AIM OF THE EXERCISE: Report the number of lines in these entries that contain "name". Write only the number.

LISTED ENTRIES:

## Start

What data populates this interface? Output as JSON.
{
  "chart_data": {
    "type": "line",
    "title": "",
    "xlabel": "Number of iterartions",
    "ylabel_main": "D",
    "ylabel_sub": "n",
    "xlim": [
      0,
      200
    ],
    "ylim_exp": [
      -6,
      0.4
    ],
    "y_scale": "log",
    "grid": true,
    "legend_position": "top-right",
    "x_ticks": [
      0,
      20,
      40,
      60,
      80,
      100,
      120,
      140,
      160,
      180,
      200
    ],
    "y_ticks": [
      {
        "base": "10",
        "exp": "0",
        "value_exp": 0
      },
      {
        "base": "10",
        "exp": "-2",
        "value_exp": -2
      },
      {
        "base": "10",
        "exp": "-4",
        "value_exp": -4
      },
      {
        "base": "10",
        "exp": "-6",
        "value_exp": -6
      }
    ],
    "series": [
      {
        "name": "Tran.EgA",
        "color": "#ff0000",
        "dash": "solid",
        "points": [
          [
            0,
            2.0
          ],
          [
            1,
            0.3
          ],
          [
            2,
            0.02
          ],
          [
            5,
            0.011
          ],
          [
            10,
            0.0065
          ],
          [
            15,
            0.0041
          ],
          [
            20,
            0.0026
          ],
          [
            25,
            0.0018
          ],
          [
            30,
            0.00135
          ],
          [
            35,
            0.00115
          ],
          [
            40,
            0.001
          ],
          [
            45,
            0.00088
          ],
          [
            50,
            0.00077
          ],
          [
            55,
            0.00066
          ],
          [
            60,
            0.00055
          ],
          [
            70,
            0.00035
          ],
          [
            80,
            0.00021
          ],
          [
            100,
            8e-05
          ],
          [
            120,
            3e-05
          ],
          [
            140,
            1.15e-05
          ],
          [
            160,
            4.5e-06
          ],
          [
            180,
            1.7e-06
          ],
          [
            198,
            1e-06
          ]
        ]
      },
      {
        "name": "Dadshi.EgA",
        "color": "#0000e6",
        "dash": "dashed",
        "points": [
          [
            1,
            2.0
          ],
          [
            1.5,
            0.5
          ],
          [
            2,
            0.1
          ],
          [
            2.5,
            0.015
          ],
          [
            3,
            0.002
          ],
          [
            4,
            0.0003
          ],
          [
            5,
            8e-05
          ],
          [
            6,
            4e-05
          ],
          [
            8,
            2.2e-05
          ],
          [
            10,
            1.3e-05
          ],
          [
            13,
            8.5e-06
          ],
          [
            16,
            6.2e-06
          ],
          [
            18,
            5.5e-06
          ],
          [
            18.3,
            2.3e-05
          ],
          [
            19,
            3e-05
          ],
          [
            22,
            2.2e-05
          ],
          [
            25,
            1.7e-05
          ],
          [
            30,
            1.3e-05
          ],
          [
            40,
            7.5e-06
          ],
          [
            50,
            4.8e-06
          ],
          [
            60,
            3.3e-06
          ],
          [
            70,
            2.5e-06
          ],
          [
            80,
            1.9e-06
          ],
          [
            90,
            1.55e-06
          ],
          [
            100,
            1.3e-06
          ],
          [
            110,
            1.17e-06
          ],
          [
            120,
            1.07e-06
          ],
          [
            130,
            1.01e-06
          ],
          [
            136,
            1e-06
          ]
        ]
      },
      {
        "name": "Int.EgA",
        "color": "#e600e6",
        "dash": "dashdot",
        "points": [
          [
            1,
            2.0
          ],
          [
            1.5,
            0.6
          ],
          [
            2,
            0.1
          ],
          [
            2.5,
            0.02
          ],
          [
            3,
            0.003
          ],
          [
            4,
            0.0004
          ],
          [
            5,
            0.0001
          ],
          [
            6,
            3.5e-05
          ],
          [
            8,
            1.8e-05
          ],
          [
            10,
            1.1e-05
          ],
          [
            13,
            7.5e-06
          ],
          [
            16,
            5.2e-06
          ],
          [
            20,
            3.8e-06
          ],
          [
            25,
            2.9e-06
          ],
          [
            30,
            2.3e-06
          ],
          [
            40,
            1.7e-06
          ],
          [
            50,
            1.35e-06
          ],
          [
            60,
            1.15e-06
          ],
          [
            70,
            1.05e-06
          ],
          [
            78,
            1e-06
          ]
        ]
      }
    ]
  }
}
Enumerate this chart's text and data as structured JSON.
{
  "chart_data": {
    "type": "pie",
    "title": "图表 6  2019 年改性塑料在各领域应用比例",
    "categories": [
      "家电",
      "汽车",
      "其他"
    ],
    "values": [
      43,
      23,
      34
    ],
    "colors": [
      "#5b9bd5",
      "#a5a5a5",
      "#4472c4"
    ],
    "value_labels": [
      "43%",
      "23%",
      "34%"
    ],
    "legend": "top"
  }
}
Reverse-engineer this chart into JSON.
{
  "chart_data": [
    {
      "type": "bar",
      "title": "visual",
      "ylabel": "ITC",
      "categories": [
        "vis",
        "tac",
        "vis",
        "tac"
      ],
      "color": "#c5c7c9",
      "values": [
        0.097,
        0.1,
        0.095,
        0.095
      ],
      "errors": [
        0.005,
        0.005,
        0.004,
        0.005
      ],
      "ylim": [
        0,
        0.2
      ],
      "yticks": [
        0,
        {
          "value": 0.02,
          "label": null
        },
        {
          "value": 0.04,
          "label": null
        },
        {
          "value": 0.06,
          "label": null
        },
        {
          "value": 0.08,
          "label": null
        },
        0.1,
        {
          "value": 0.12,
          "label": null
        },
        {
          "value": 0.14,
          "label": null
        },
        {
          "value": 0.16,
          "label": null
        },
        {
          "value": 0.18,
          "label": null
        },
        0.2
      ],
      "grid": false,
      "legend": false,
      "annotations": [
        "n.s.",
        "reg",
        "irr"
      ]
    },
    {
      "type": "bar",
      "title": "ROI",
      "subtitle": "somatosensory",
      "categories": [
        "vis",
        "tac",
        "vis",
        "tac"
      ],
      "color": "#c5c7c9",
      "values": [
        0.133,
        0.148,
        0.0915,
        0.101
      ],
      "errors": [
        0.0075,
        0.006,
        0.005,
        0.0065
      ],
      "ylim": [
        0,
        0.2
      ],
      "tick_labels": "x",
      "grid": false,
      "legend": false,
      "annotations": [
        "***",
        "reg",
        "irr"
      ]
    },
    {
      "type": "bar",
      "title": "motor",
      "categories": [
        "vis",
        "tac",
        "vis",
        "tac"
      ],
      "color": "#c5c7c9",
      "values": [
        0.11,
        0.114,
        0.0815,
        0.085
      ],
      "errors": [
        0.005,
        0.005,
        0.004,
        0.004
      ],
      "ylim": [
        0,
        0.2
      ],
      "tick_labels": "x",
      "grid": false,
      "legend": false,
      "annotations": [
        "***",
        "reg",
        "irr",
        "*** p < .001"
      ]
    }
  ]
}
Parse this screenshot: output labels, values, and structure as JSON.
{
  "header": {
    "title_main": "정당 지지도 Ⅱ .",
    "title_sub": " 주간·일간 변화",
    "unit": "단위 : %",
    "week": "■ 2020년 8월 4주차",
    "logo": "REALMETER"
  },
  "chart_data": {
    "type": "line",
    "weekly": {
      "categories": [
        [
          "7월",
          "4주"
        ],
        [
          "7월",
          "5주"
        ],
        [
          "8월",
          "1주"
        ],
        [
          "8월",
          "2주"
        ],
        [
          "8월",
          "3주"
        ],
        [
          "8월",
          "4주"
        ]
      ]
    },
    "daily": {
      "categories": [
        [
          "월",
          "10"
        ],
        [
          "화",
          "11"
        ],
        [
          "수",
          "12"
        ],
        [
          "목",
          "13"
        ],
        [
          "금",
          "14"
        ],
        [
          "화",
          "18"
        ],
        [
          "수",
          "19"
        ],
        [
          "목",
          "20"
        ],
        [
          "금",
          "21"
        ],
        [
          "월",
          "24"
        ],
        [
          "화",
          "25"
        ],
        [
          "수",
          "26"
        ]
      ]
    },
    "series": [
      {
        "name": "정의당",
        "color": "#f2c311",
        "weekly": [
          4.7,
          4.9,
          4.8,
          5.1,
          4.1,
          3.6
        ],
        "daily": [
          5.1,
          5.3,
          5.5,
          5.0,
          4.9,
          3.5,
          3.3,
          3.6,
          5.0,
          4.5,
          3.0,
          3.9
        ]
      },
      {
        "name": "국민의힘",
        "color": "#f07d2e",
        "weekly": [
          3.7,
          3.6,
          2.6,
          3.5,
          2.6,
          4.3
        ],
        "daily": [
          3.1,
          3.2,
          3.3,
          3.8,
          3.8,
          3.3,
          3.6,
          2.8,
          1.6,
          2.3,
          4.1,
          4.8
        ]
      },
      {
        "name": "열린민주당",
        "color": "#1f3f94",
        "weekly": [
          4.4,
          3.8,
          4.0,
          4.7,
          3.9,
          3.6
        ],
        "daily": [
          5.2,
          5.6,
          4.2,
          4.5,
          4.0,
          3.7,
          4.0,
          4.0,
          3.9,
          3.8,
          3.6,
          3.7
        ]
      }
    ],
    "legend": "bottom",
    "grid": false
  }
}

## End

FINAL RESULT: 6